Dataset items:
◆ ◆ ◆ ◆ ◆ ◆ ◆

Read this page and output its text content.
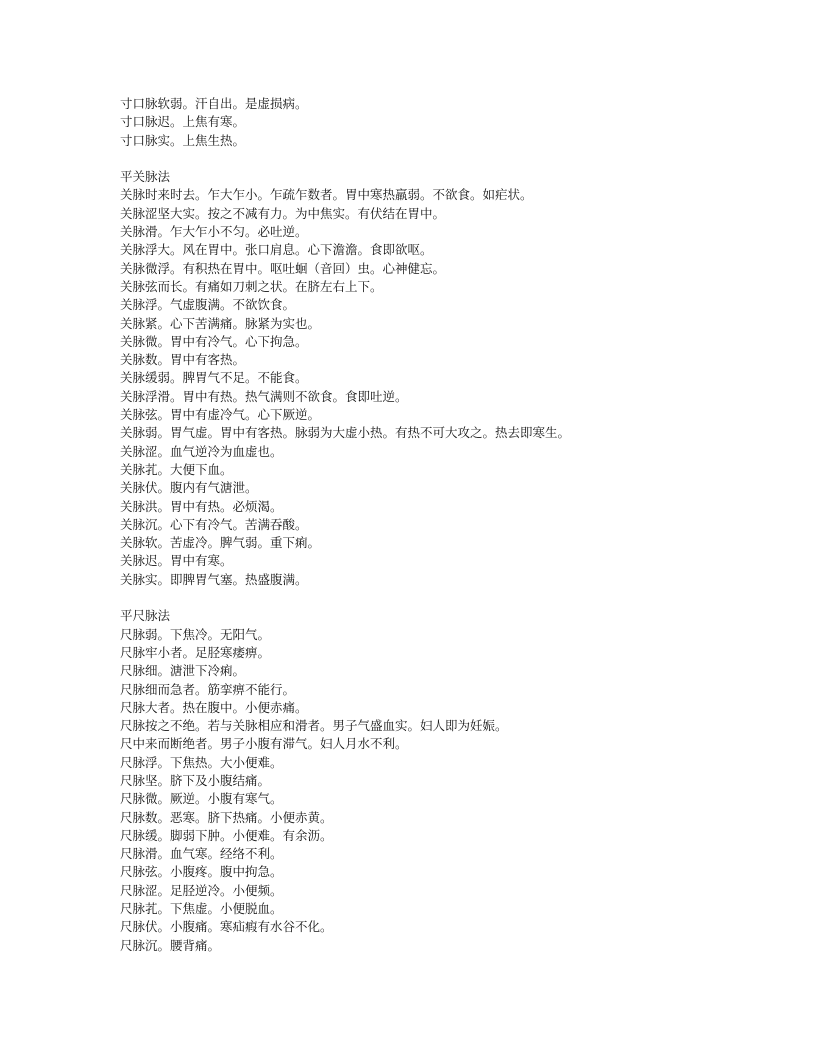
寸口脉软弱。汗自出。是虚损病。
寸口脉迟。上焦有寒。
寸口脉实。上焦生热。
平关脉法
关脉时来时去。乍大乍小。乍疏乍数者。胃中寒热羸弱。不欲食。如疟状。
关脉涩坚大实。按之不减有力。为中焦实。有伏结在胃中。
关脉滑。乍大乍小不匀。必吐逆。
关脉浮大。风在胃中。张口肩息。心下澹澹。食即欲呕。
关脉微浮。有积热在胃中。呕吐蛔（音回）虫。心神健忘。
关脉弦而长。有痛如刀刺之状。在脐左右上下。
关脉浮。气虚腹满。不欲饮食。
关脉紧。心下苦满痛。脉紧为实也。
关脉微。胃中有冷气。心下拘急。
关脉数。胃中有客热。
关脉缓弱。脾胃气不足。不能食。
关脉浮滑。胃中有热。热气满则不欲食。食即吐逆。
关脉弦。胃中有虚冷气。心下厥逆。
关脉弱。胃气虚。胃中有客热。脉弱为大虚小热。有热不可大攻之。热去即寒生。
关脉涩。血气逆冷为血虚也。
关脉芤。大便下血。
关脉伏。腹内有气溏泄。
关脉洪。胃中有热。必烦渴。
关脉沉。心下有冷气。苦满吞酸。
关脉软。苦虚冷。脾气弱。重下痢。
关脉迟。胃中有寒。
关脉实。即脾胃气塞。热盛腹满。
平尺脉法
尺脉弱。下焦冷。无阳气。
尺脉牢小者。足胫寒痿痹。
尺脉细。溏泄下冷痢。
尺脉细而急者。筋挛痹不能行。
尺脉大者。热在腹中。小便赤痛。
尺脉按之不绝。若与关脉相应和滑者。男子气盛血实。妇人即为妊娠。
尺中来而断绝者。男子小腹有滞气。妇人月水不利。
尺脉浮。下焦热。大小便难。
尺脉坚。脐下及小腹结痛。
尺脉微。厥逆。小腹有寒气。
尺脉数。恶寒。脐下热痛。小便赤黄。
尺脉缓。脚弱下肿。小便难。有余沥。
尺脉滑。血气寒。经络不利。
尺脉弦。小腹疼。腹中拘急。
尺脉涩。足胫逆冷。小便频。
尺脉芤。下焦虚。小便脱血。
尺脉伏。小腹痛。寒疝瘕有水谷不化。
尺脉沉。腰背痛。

◆ ◆ ◆ ◆ ◆ ◆ ◆

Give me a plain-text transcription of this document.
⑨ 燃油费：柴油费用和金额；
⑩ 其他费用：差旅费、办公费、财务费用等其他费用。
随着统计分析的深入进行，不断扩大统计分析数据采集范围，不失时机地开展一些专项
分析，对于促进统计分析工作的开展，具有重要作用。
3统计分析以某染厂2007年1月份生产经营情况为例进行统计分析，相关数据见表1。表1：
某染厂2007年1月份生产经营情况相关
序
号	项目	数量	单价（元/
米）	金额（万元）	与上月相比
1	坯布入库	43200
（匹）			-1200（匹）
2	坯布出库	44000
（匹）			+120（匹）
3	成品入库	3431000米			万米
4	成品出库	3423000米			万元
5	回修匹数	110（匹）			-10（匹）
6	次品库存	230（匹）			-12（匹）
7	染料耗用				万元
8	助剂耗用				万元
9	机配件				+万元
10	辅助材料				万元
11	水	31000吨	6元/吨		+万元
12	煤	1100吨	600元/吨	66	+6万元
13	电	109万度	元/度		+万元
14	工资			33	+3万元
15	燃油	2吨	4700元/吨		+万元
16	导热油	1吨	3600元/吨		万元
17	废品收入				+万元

◆ ◆ ◆ ◆ ◆ ◆ ◆

Copy each line of the listing in which the word "text" can be found.

Read this page and output its text content.
Give me a plain-text transcription of this document.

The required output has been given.